··· RECORDS SHOWN ···

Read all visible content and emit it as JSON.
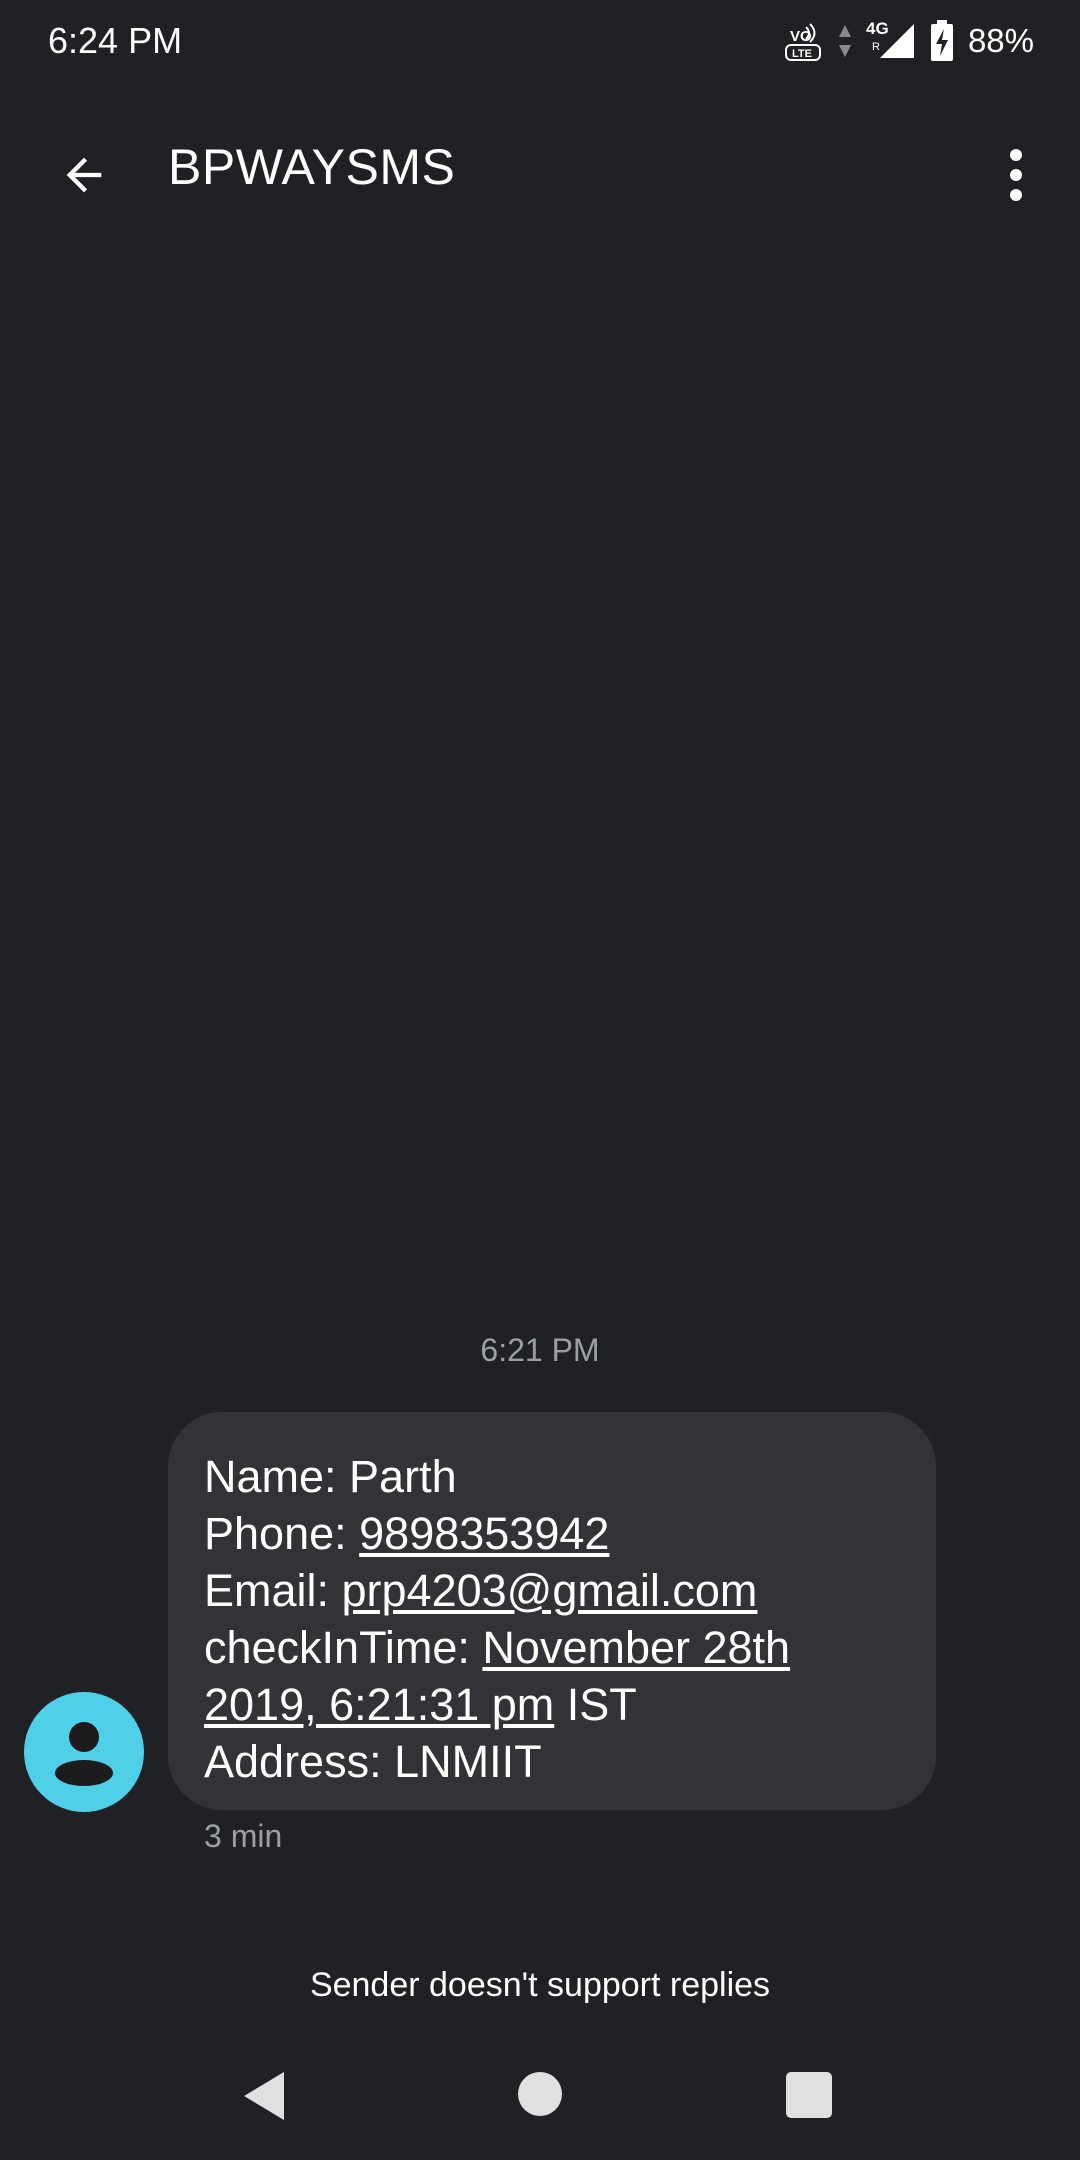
{
  "status_bar": {
    "time": "6:24 PM",
    "volte_label_top": "VO",
    "volte_label_bottom": "LTE",
    "network_label": "4G",
    "roaming_label": "R",
    "battery_percent": "88%",
    "icons": [
      "volte-icon",
      "data-activity-icon",
      "signal-icon",
      "battery-charging-icon"
    ]
  },
  "app_bar": {
    "title": "BPWAYSMS",
    "back_icon": "arrow-back-icon",
    "menu_icon": "more-vert-icon"
  },
  "conversation": {
    "timestamp": "6:21 PM",
    "message": {
      "name_label": "Name: ",
      "name_value": "Parth",
      "phone_label": "Phone: ",
      "phone_value": "9898353942",
      "email_label": "Email: ",
      "email_value": "prp4203@gmail.com",
      "checkin_label": "checkInTime: ",
      "checkin_value_line1": "November 28th",
      "checkin_value_line2": "2019, 6:21:31 pm",
      "checkin_suffix": " IST",
      "address_label": "Address: ",
      "address_value": "LNMIIT"
    },
    "age": "3 min",
    "avatar_color": "#4fcfe8"
  },
  "footer": {
    "notice": "Sender doesn't support replies"
  },
  "nav_bar": {
    "icons": [
      "nav-back-icon",
      "nav-home-icon",
      "nav-recents-icon"
    ]
  }
}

···

[WHAT IS EXPECTED]: Reproduce each line exactly, please, except for any pictures.

[EXPECTED ANSWER]:
Read all visible content and emit it as JSON.
{
  "status_bar": {
    "time": "6:24 PM",
    "volte_label_top": "VO",
    "volte_label_bottom": "LTE",
    "network_label": "4G",
    "roaming_label": "R",
    "battery_percent": "88%",
    "icons": [
      "volte-icon",
      "data-activity-icon",
      "signal-icon",
      "battery-charging-icon"
    ]
  },
  "app_bar": {
    "title": "BPWAYSMS",
    "back_icon": "arrow-back-icon",
    "menu_icon": "more-vert-icon"
  },
  "conversation": {
    "timestamp": "6:21 PM",
    "message": {
      "name_label": "Name: ",
      "name_value": "Parth",
      "phone_label": "Phone: ",
      "phone_value": "9898353942",
      "email_label": "Email: ",
      "email_value": "prp4203@gmail.com",
      "checkin_label": "checkInTime: ",
      "checkin_value_line1": "November 28th",
      "checkin_value_line2": "2019, 6:21:31 pm",
      "checkin_suffix": " IST",
      "address_label": "Address: ",
      "address_value": "LNMIIT"
    },
    "age": "3 min",
    "avatar_color": "#4fcfe8"
  },
  "footer": {
    "notice": "Sender doesn't support replies"
  },
  "nav_bar": {
    "icons": [
      "nav-back-icon",
      "nav-home-icon",
      "nav-recents-icon"
    ]
  }
}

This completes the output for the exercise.